**WORK TO BE COMPLETED:**
Out of the lines below, please list those that hold the string "name".

Dataset entries on figures
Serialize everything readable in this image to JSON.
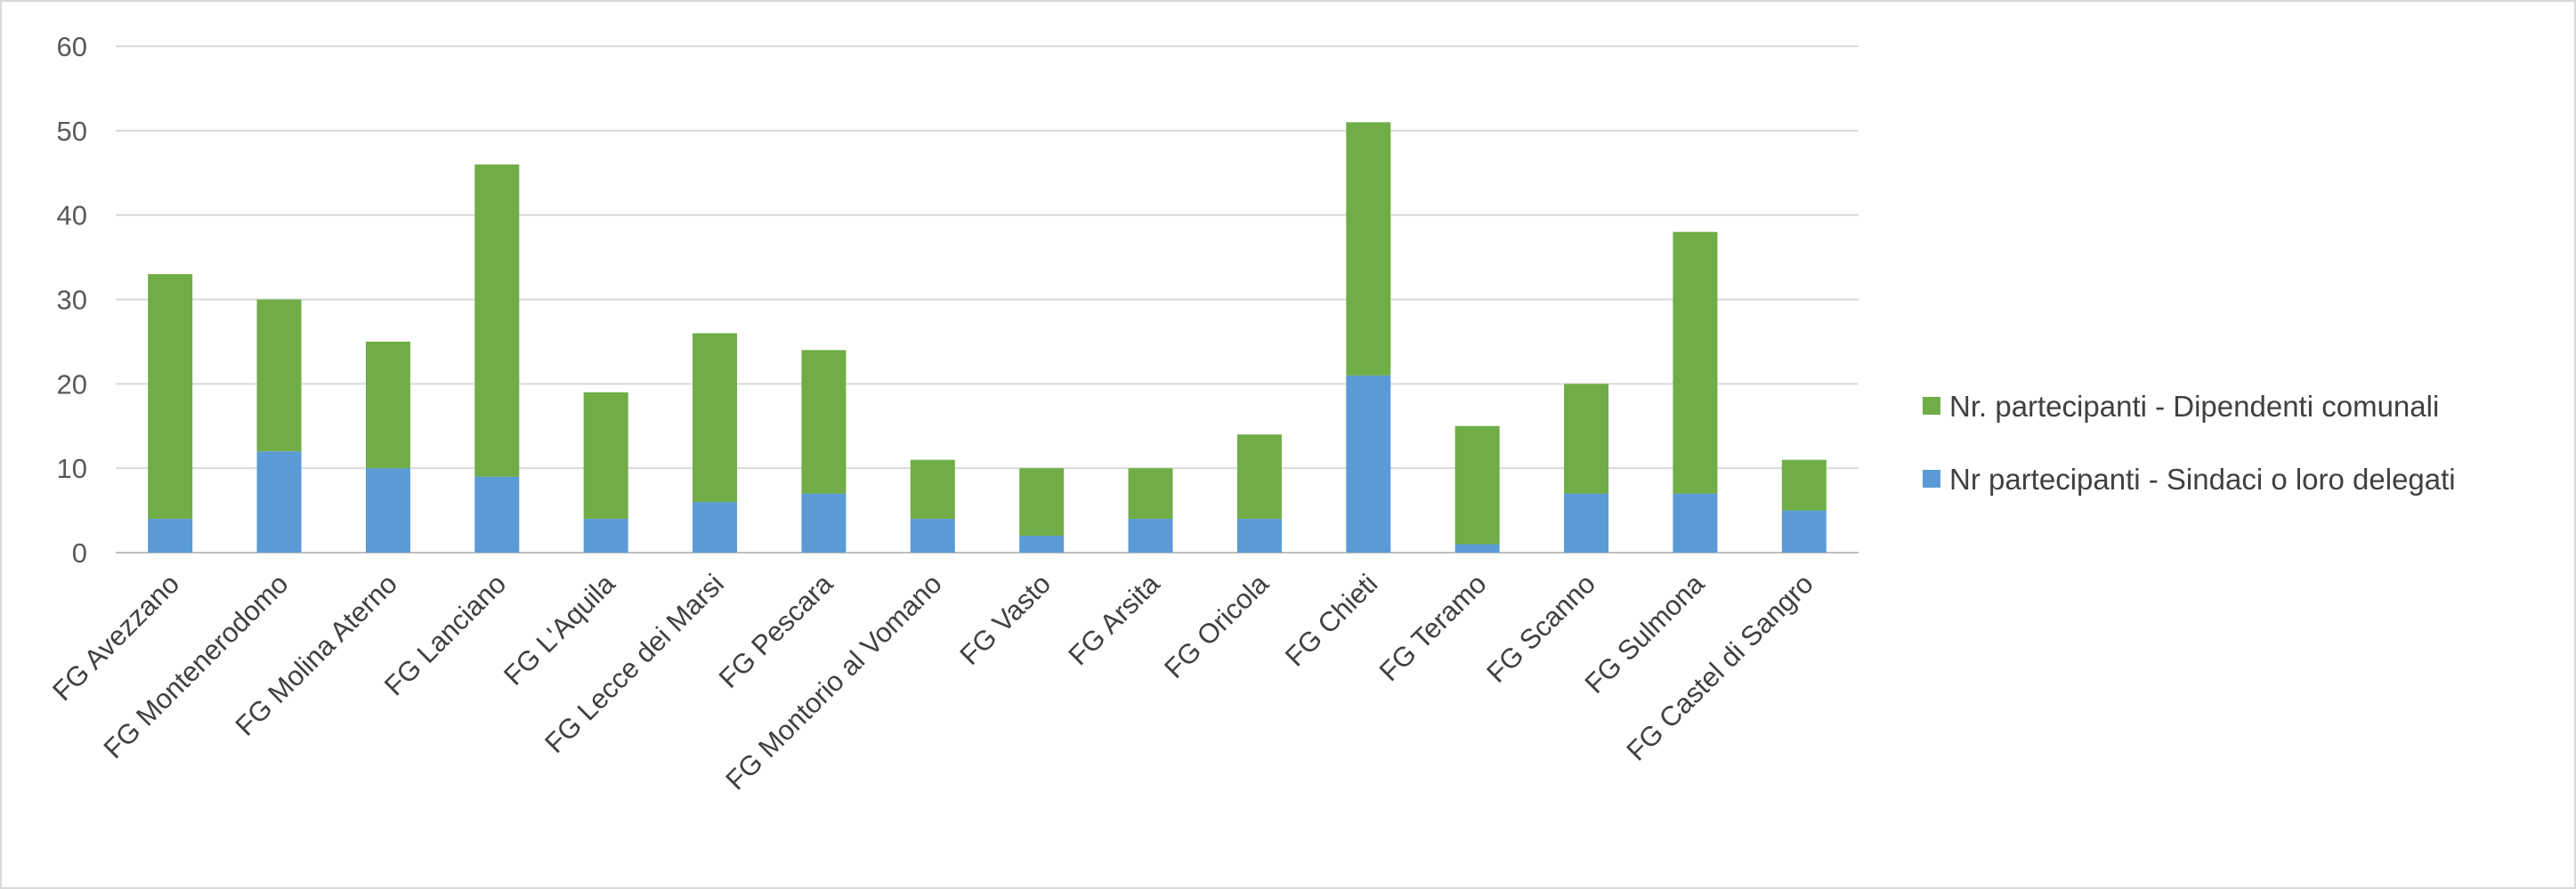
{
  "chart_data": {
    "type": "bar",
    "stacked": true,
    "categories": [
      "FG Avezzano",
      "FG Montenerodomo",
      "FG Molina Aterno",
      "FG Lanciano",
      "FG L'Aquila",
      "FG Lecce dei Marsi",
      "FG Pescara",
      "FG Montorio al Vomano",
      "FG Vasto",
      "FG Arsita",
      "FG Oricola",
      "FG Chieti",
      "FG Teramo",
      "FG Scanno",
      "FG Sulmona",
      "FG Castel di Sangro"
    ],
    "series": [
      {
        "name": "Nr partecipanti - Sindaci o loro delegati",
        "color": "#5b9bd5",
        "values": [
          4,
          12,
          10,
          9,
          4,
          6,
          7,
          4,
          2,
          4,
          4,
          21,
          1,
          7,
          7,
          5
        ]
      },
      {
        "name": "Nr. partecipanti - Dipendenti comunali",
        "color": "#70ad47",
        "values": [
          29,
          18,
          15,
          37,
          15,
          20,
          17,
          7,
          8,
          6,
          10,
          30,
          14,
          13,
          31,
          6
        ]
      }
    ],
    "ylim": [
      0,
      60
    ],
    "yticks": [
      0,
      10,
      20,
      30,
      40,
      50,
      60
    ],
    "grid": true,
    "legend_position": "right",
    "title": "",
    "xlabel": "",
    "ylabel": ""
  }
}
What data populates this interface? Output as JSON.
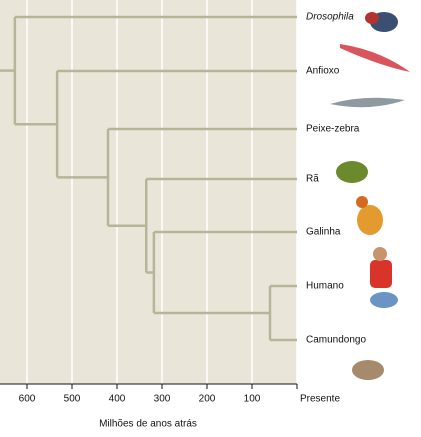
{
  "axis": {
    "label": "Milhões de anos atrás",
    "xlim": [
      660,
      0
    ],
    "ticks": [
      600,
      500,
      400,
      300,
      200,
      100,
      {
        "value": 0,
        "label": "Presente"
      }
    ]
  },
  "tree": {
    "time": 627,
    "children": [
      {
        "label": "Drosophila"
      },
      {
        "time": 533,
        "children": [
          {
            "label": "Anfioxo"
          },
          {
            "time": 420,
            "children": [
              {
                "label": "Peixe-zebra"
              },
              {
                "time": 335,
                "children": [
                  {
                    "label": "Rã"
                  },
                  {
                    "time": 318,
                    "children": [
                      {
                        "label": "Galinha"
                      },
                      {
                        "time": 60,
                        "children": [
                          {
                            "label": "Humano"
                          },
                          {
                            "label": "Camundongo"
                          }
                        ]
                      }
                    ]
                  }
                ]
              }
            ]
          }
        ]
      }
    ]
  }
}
* * *
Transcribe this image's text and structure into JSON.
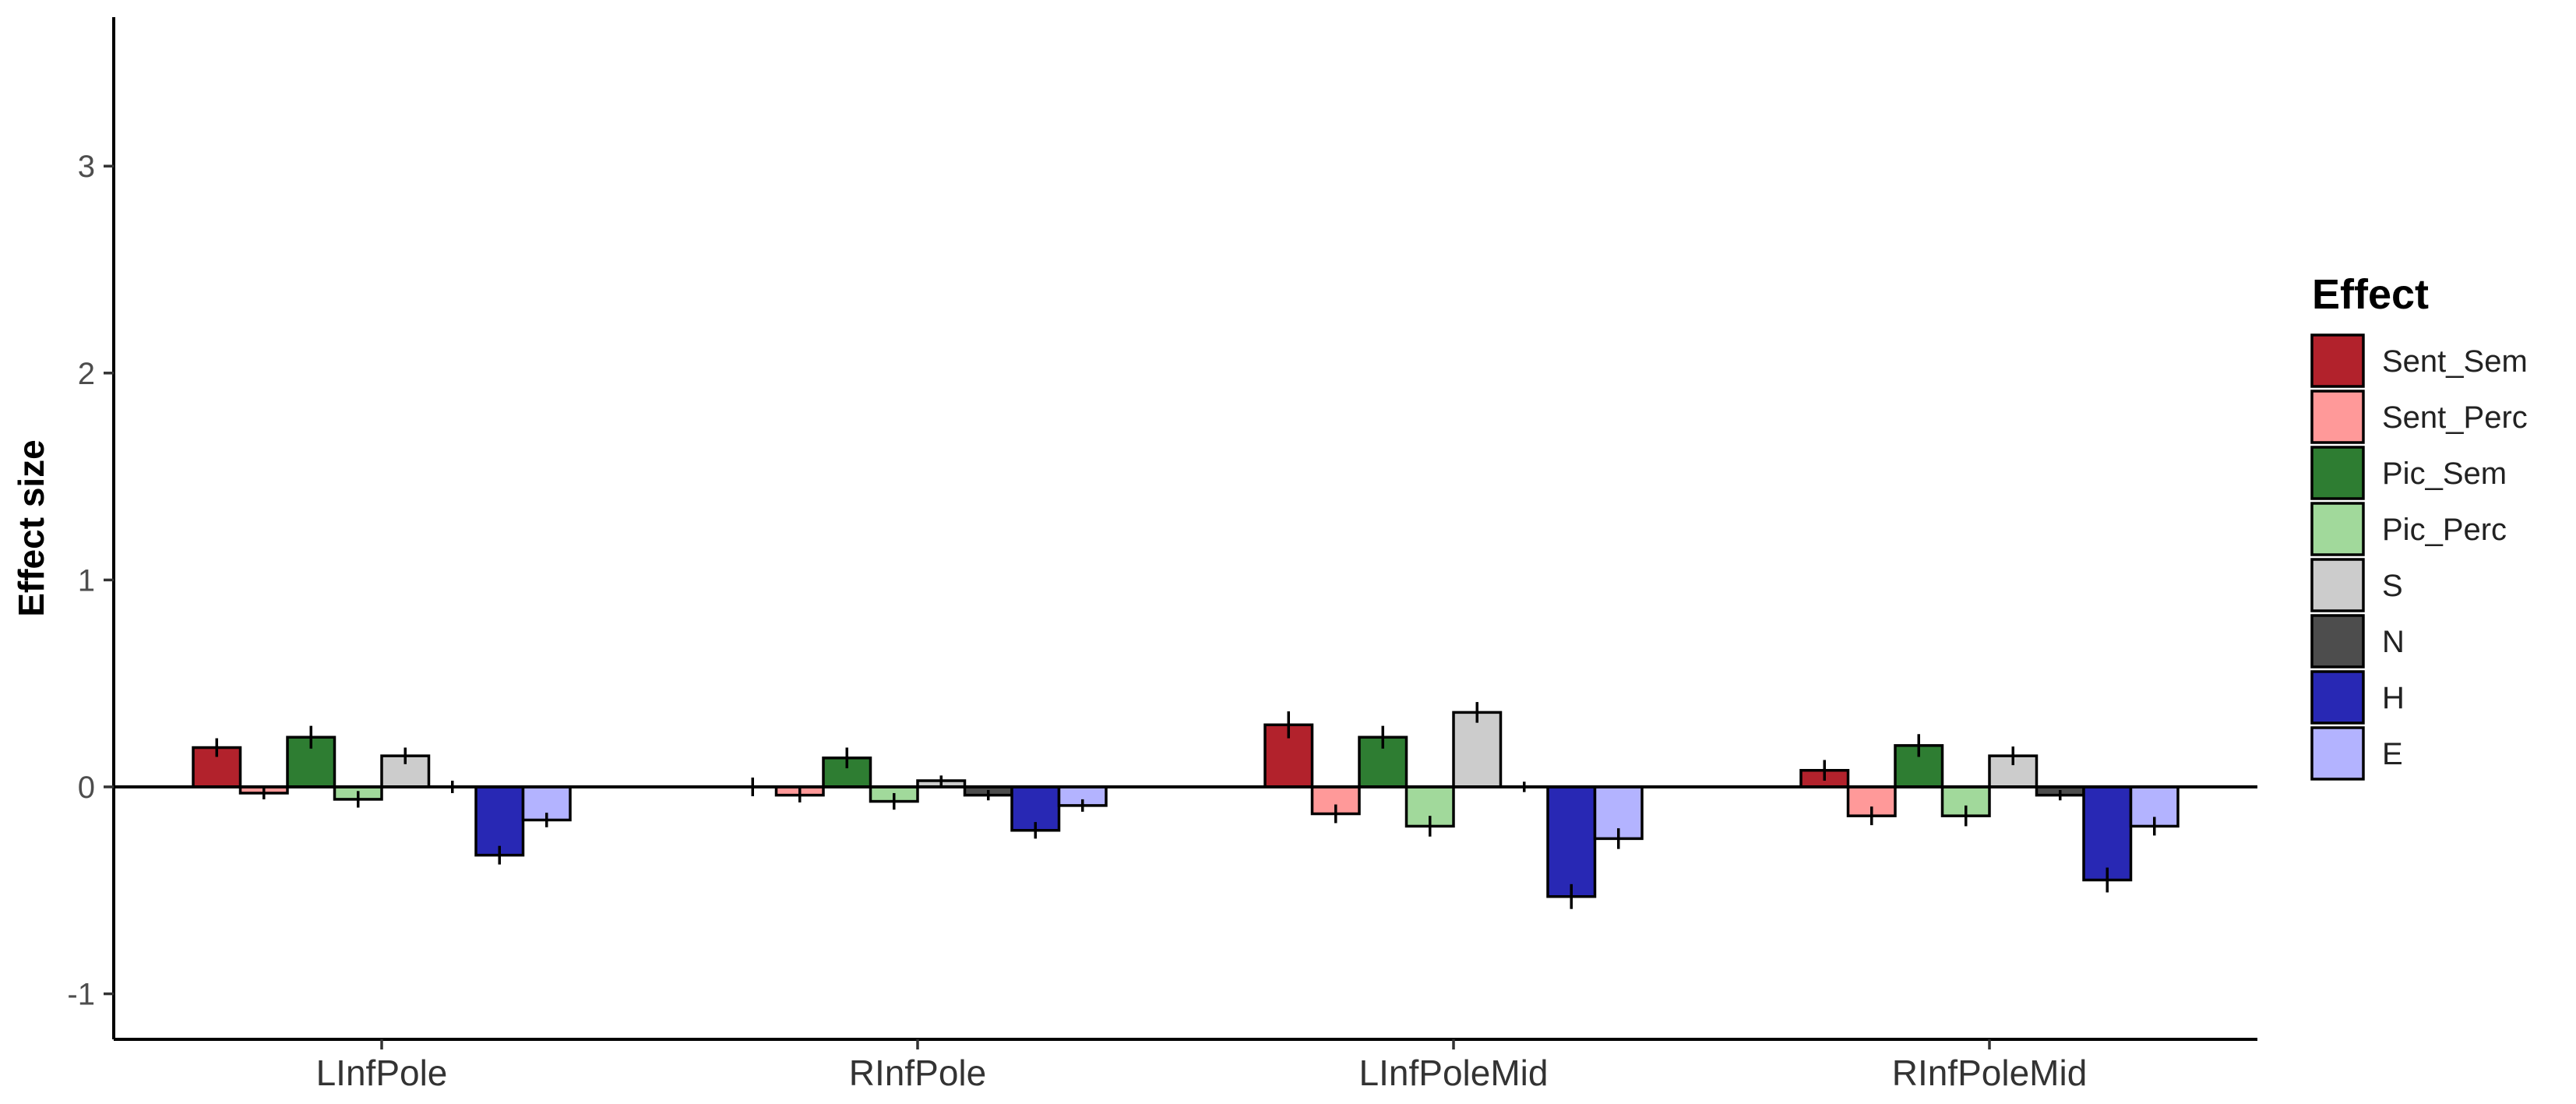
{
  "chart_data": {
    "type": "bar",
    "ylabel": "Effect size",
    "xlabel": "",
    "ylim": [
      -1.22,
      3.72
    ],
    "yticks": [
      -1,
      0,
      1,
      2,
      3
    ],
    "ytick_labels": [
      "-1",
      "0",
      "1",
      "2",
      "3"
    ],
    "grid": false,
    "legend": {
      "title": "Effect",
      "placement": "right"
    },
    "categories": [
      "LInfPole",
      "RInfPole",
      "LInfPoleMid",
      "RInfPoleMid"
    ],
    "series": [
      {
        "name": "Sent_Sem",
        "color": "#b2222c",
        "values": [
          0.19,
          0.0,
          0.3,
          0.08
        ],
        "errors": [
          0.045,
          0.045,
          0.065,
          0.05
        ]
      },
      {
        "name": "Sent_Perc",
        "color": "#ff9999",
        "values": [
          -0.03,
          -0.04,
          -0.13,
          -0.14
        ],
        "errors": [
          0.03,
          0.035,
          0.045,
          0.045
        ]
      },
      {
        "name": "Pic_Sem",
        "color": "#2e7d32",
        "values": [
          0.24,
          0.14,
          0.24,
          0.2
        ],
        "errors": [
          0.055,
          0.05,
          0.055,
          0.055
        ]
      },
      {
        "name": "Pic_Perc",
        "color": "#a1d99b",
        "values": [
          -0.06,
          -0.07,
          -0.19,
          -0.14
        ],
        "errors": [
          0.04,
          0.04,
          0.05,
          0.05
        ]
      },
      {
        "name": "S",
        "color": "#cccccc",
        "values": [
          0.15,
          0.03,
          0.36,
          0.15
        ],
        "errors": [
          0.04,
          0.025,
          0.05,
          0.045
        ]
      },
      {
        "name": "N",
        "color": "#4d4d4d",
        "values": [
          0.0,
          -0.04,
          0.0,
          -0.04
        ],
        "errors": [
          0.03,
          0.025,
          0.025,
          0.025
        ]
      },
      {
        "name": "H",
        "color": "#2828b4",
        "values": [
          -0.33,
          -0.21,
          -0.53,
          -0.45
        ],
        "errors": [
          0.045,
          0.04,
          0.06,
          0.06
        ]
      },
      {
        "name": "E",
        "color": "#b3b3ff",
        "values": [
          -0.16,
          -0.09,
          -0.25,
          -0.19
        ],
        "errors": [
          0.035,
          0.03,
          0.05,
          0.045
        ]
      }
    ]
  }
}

**EXERCISE RESPONSE:**
        "name": "Nr partecipanti - Sindaci o loro delegati",
        "name": "Nr. partecipanti - Dipendenti comunali",
        "name": "Sent_Sem",
        "name": "Sent_Perc",
        "name": "Pic_Sem",
        "name": "Pic_Perc",
        "name": "S",
        "name": "N",
        "name": "H",
        "name": "E",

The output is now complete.